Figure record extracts
═══
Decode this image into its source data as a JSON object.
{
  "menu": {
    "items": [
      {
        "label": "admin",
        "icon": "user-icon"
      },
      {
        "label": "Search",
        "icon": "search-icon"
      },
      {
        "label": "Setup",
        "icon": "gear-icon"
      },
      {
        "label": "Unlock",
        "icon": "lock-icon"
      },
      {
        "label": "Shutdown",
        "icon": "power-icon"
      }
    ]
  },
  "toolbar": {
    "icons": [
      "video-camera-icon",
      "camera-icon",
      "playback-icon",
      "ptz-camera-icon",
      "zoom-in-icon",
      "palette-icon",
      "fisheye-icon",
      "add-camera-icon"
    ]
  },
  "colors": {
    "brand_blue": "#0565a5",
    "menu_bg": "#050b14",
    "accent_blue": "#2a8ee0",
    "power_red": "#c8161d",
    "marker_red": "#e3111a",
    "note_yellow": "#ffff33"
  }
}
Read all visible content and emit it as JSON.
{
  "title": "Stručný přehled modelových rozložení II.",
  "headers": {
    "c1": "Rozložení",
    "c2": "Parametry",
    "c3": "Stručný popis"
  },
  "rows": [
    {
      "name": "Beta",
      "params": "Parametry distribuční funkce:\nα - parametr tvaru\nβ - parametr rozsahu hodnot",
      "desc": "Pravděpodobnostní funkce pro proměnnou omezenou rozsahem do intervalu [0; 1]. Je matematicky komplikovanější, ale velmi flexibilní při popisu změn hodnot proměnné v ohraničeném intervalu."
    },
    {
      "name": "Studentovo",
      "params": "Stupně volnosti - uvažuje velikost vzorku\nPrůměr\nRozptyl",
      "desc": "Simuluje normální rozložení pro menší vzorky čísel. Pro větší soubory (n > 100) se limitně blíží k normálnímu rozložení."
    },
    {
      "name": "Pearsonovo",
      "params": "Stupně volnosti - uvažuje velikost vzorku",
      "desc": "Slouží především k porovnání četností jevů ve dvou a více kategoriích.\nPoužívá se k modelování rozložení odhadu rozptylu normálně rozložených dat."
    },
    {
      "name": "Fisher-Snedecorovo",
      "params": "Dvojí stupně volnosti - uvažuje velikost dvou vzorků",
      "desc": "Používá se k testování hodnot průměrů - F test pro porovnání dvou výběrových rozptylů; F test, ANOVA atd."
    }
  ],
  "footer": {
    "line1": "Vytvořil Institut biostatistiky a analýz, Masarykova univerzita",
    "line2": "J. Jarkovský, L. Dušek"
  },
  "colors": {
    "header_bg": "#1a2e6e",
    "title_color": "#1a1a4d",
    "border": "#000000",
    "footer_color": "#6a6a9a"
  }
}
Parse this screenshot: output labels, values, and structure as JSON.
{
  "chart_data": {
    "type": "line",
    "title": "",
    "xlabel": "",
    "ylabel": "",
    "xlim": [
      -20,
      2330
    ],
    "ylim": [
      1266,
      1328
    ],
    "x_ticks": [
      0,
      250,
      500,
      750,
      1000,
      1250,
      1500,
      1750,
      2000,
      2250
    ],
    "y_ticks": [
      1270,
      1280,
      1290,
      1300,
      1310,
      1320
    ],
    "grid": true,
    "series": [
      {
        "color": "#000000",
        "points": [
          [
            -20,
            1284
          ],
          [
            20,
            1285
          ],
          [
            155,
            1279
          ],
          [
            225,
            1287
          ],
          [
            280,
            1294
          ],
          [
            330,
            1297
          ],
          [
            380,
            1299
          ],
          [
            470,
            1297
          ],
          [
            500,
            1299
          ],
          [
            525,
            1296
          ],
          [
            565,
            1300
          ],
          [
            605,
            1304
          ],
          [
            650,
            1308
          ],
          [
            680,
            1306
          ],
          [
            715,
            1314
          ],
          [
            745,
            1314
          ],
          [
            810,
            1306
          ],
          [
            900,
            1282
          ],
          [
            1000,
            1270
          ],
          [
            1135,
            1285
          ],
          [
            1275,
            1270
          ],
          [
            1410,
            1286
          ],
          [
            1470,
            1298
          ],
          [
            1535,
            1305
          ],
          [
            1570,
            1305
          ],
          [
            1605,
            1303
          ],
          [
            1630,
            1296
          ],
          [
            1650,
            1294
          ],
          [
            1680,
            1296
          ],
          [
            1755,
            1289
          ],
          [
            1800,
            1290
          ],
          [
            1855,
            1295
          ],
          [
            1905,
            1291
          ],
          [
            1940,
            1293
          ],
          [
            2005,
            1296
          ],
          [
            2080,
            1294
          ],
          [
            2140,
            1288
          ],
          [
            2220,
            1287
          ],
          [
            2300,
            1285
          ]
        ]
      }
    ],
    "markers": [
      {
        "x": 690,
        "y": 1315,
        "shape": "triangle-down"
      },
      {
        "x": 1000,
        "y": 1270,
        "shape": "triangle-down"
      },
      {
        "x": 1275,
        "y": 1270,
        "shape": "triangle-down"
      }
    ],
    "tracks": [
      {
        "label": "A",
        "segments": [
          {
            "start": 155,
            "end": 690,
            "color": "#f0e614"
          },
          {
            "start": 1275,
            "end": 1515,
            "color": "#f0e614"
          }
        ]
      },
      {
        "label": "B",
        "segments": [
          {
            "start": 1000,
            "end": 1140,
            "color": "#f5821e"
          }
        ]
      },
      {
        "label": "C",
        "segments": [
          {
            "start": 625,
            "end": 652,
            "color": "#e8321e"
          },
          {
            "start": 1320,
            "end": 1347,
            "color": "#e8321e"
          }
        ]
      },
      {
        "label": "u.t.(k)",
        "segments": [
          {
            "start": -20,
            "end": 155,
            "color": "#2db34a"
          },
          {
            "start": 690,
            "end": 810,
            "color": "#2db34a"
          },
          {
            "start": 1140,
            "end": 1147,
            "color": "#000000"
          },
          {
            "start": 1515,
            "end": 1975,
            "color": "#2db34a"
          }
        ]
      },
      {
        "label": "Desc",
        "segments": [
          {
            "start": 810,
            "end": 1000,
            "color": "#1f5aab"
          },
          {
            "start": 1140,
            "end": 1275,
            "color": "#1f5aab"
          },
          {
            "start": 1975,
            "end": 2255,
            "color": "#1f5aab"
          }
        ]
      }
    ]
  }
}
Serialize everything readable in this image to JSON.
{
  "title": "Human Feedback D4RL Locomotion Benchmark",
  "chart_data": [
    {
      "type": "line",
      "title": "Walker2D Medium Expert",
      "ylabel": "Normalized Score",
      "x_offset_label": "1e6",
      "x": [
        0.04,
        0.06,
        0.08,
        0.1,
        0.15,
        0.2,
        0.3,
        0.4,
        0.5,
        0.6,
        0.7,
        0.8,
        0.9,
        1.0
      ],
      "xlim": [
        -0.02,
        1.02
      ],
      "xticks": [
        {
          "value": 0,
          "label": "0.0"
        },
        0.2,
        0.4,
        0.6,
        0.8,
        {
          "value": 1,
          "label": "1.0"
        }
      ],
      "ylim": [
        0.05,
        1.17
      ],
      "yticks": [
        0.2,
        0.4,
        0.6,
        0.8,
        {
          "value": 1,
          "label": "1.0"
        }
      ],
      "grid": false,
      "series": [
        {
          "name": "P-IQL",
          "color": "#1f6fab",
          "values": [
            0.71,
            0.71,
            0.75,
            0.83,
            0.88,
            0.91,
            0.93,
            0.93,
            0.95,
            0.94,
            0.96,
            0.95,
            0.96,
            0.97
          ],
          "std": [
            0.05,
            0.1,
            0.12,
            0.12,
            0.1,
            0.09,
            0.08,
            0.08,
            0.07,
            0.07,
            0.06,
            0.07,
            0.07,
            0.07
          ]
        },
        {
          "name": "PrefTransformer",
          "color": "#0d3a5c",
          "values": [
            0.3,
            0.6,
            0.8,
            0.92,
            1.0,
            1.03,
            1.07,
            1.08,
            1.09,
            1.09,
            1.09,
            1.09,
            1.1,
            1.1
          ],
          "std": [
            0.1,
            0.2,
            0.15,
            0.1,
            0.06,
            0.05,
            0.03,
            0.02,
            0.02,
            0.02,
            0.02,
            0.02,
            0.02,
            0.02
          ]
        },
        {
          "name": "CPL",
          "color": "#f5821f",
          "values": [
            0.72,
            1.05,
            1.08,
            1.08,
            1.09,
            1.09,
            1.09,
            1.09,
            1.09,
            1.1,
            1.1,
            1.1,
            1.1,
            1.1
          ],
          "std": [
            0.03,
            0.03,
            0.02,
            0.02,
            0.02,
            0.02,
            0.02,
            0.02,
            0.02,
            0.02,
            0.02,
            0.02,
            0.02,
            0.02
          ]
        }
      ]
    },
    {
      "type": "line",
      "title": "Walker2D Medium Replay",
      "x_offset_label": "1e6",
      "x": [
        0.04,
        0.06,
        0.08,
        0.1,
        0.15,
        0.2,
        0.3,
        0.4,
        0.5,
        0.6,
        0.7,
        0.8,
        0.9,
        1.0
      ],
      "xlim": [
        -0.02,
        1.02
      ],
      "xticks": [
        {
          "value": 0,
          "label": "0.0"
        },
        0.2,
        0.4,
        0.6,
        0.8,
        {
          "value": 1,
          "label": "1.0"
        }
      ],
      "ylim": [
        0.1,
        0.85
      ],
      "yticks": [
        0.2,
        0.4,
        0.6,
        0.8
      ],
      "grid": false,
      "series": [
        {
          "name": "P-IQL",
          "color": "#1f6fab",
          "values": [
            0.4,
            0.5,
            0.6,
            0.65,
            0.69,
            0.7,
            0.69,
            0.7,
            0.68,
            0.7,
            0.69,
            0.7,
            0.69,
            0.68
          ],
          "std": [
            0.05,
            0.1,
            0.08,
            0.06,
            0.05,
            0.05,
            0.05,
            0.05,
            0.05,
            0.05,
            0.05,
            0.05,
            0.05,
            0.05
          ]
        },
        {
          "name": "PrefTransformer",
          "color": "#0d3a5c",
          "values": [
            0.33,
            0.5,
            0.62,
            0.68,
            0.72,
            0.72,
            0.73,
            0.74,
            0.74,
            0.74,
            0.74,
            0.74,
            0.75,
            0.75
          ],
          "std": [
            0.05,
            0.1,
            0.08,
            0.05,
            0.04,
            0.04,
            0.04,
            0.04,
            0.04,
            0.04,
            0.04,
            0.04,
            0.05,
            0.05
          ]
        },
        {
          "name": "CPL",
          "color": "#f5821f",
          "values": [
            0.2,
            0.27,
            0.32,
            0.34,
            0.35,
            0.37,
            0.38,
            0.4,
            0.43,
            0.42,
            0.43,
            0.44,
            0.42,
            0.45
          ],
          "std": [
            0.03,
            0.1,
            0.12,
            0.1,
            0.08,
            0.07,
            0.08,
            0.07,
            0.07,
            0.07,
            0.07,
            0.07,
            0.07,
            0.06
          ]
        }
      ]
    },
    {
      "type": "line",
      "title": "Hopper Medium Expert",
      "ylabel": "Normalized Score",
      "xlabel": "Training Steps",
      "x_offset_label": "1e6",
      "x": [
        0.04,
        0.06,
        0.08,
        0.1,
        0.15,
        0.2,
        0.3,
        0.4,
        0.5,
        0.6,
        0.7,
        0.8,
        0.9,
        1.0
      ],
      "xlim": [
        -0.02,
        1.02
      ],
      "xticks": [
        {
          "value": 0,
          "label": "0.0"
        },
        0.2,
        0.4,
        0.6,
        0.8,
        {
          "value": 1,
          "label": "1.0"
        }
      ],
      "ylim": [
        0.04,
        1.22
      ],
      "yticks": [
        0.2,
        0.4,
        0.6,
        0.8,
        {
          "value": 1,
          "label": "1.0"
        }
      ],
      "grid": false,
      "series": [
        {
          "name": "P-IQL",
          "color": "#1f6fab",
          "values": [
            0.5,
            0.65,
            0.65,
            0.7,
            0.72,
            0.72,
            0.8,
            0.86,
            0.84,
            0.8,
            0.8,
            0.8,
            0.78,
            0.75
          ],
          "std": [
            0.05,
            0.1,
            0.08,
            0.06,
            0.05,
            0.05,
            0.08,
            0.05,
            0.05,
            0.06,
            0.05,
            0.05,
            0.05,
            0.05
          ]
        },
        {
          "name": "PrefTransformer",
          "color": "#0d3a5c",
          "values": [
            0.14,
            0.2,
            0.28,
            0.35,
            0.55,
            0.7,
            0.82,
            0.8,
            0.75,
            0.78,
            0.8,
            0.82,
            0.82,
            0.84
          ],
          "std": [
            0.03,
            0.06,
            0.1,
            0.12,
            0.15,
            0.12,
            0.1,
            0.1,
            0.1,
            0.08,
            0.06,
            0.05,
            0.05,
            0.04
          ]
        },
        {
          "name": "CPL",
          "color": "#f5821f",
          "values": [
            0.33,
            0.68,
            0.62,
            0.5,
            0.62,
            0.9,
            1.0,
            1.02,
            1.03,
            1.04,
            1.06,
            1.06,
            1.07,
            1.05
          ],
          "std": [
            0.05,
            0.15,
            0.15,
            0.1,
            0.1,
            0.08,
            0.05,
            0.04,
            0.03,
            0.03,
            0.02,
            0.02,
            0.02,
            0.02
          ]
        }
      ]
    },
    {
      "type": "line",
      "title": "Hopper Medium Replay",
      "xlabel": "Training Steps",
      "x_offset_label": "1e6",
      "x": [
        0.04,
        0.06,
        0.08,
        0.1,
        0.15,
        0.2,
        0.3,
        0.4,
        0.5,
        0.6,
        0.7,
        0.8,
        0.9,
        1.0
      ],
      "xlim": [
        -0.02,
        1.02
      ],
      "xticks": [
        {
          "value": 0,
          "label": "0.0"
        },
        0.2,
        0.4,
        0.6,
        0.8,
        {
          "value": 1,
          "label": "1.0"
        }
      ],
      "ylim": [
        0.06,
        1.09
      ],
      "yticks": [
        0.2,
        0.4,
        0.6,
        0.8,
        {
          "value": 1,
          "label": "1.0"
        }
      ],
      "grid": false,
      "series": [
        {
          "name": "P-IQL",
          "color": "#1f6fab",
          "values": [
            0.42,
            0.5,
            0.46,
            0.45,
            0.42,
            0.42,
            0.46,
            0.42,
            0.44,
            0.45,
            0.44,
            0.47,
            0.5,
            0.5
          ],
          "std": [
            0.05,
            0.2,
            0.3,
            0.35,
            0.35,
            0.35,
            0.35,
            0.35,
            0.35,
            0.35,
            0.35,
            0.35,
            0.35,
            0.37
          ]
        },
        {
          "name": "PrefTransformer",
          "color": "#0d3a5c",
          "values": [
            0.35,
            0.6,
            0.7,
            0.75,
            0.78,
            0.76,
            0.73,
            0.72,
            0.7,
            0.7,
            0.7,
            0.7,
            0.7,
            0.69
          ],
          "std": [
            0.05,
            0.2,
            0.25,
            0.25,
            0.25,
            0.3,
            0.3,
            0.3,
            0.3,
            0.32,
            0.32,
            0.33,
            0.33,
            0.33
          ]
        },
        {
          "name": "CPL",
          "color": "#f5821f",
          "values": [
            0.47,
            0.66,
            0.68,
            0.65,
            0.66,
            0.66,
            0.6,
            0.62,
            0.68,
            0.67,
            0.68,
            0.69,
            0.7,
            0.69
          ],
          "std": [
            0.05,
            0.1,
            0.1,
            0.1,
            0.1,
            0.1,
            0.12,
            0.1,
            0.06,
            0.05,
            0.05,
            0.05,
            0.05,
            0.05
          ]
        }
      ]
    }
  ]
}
═══
▶ **GOAL**: Whichever lines contain the string "Parametry", select and copy them.

▶ **RESULT OF THE TASK**:
    "c2": "Parametry",
      "params": "Parametry distribuční funkce:\nα - parametr tvaru\nβ - parametr rozsahu hodnot",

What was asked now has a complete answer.